#### Stated problem:
Copy each line of the records that holds the string "Then".

Collected data
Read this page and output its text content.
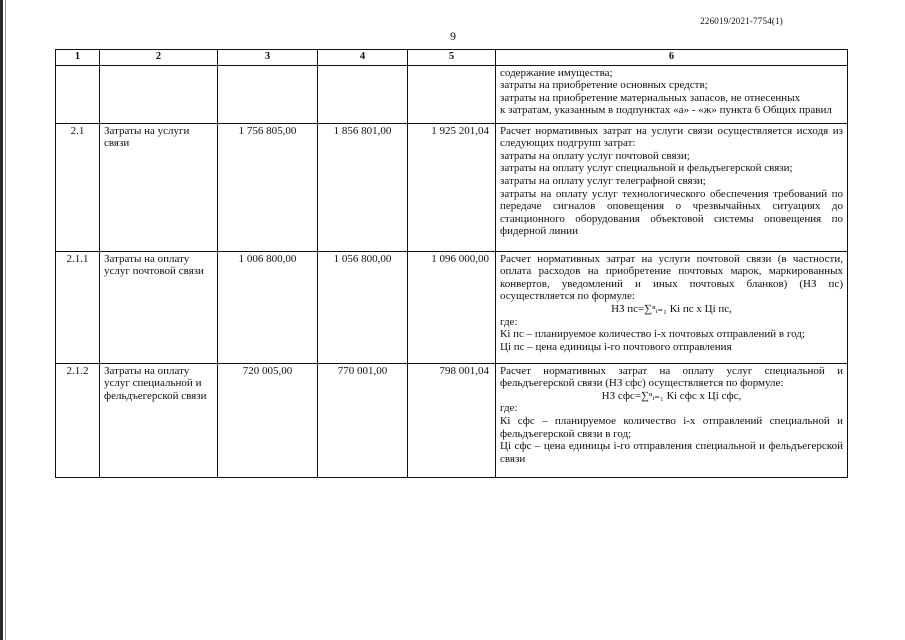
226019/2021-7754(1)
9
1	2	3	4	5	6

					содержание имущества;

затраты на приобретение основных средств;

затраты на приобретение материальных запасов, не отнесенных

к затратам, указанным в подпунктах «а» - «ж» пункта 6 Общих правил

2.1	Затраты на услуги связи	1 756 805,00	1 856 801,00	1 925 201,04	Расчет нормативных затрат на услуги связи осуществляется исходя из следующих подгрупп затрат:

затраты на оплату услуг почтовой связи;

затраты на оплату услуг специальной и фельдъегерской связи;

затраты на оплату услуг телеграфной связи;

затраты на оплату услуг технологического обеспечения требований по передаче сигналов оповещения о чрезвычайных ситуациях до станционного оборудования объектовой системы оповещения по фидерной линии

2.1.1	Затраты на оплату услуг почтовой связи	1 006 800,00	1 056 800,00	1 096 000,00	Расчет нормативных затрат на услуги почтовой связи (в частности, оплата расходов на приобретение почтовых марок, маркированных конвертов, уведомлений и иных почтовых бланков) (НЗ пс) осуществляется по формуле:

НЗ пс=∑ⁿᵢ₌₁ Кi пс x Цi пс,

где:

Кi пс – планируемое количество i-х почтовых отправлений в год;

Цi пс – цена единицы i-го почтового отправления

2.1.2	Затраты на оплату услуг специальной и фельдъегерской связи	720 005,00	770 001,00	798 001,04	Расчет нормативных затрат на оплату услуг специальной и фельдъегерской связи (НЗ сфс) осуществляется по формуле:

НЗ сфс=∑ⁿᵢ₌₁ Кi сфс x Цi сфс,

где:

Кi сфс – планируемое количество i-х отправлений специальной и фельдъегерской связи в год;

Цi сфс – цена единицы i-го отправления специальной и фельдъегерской связи
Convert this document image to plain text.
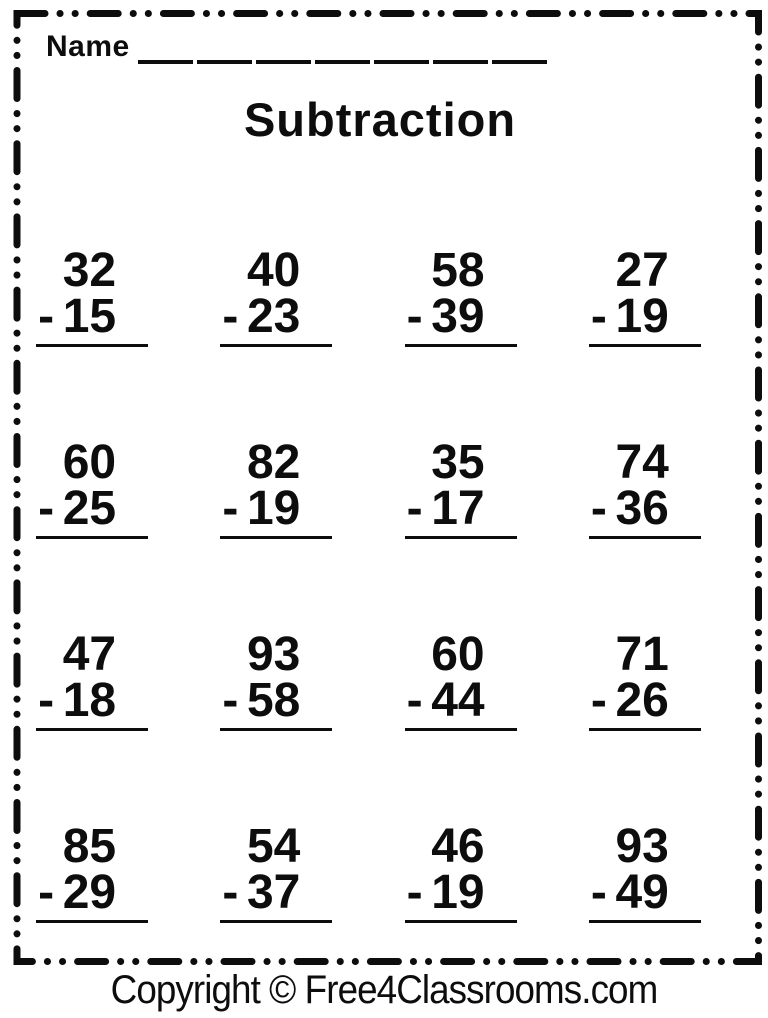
Name
Subtraction
32
- 15
40
- 23
58
- 39
27
- 19
60
- 25
82
- 19
35
- 17
74
- 36
47
- 18
93
- 58
60
- 44
71
- 26
85
- 29
54
- 37
46
- 19
93
- 49
Copyright © Free4Classrooms.com
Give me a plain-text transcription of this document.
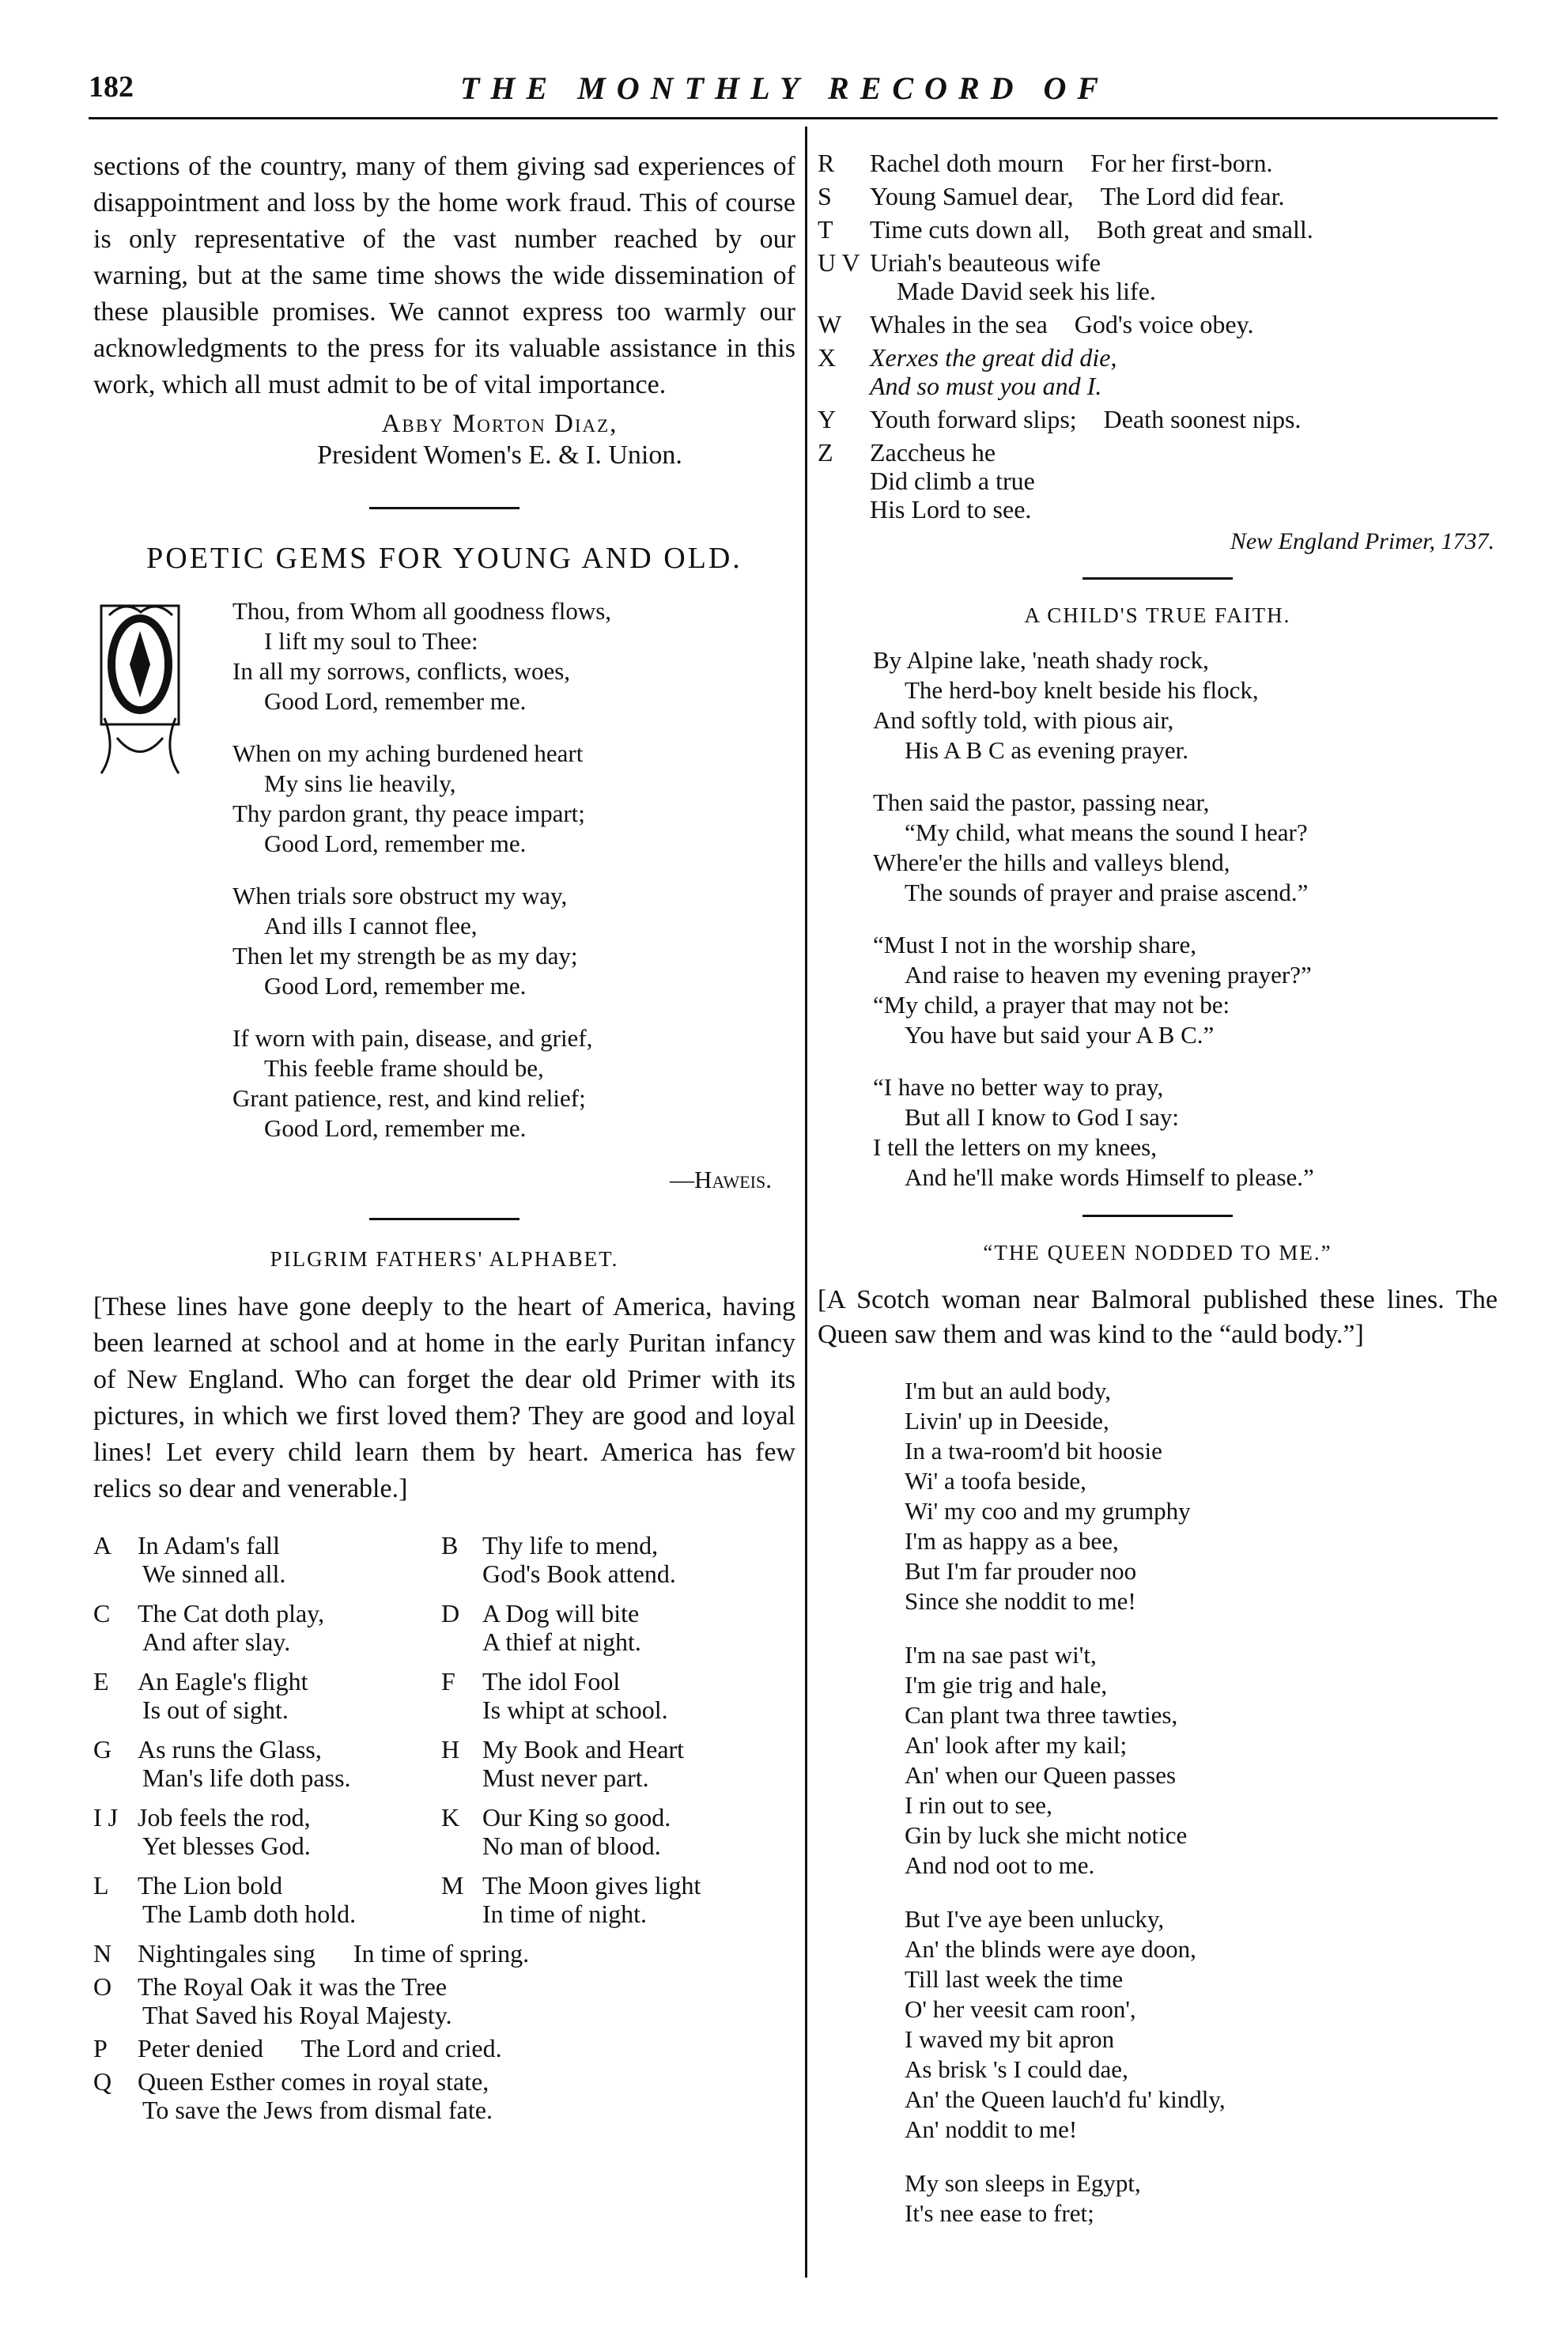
182	THE MONTHLY RECORD OF

sections of the country, many of them giving sad experiences of disappointment and loss by the home work fraud. This of course is only representative of the vast number reached by our warning, but at the same time shows the wide dissemination of these plausible promises. We cannot express too warmly our acknowledgments to the press for its valuable assistance in this work, which all must admit to be of vital importance.

Abby Morton Diaz,
President Women's E. & I. Union.
POETIC GEMS FOR YOUNG AND OLD.
Thou, from Whom all goodness flows,
I lift my soul to Thee:
In all my sorrows, conflicts, woes,
Good Lord, remember me.
When on my aching burdened heart
My sins lie heavily,
Thy pardon grant, thy peace impart;
Good Lord, remember me.
When trials sore obstruct my way,
And ills I cannot flee,
Then let my strength be as my day;
Good Lord, remember me.
If worn with pain, disease, and grief,
This feeble frame should be,
Grant patience, rest, and kind relief;
Good Lord, remember me.
—Haweis.
PILGRIM FATHERS' ALPHABET.

[These lines have gone deeply to the heart of America, having been learned at school and at home in the early Puritan infancy of New England. Who can forget the dear old Primer with its pictures, in which we first loved them? They are good and loyal lines! Let every child learn them by heart. America has few relics so dear and venerable.]

A	In Adam's fall
We sinned all.
B Thy life to mend,
God's Book attend.
C	The Cat doth play,
And after slay.
D A Dog will bite
A thief at night.
E	An Eagle's flight
Is out of sight.
F	The idol Fool
Is whipt at school.
G	As runs the Glass,
Man's life doth pass.
H My Book and Heart
Must never part.
I J Job feels the rod,
Yet blesses God.
K Our King so good.
No man of blood.
L	The Lion bold
The Lamb doth hold.
M The Moon gives light
In time of night.
N	Nightingales sing      In time of spring.
O	The Royal Oak it was the Tree
That Saved his Royal Majesty.
P	Peter denied      The Lord and cried.
Q	Queen Esther comes in royal state,
To save the Jews from dismal fate.
R	Rachel doth mourn For her first-born.
S	Young Samuel dear, The Lord did fear.
T	Time cuts down all, Both great and small.
U V Uriah's beauteous wife
Made David seek his life.
W	Whales in the sea God's voice obey.
X	Xerxes the great did die,
And so must you and I.
Y	Youth forward slips; Death soonest nips.
Z	Zaccheus he
Did climb a true
His Lord to see.
New England Primer, 1737.
A CHILD'S TRUE FAITH.
By Alpine lake, 'neath shady rock,
The herd-boy knelt beside his flock,
And softly told, with pious air,
His A B C as evening prayer.
Then said the pastor, passing near,
“My child, what means the sound I hear?
Where'er the hills and valleys blend,
The sounds of prayer and praise ascend.”
“Must I not in the worship share,
And raise to heaven my evening prayer?”
“My child, a prayer that may not be:
You have but said your A B C.”
“I have no better way to pray,
But all I know to God I say:
I tell the letters on my knees,
And he'll make words Himself to please.”
“THE QUEEN NODDED TO ME.”

[A Scotch woman near Balmoral published these lines. The Queen saw them and was kind to the “auld body.”]

I'm but an auld body,
Livin' up in Deeside,
In a twa-room'd bit hoosie
Wi' a toofa beside,
Wi' my coo and my grumphy
I'm as happy as a bee,
But I'm far prouder noo
Since she noddit to me!
I'm na sae past wi't,
I'm gie trig and hale,
Can plant twa three tawties,
An' look after my kail;
An' when our Queen passes
I rin out to see,
Gin by luck she micht notice
And nod oot to me.
But I've aye been unlucky,
An' the blinds were aye doon,
Till last week the time
O' her veesit cam roon',
I waved my bit apron
As brisk 's I could dae,
An' the Queen lauch'd fu' kindly,
An' noddit to me!
My son sleeps in Egypt,
It's nee ease to fret;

#### Completed task:
Then let my strength be as my day;
Then said the pastor, passing near,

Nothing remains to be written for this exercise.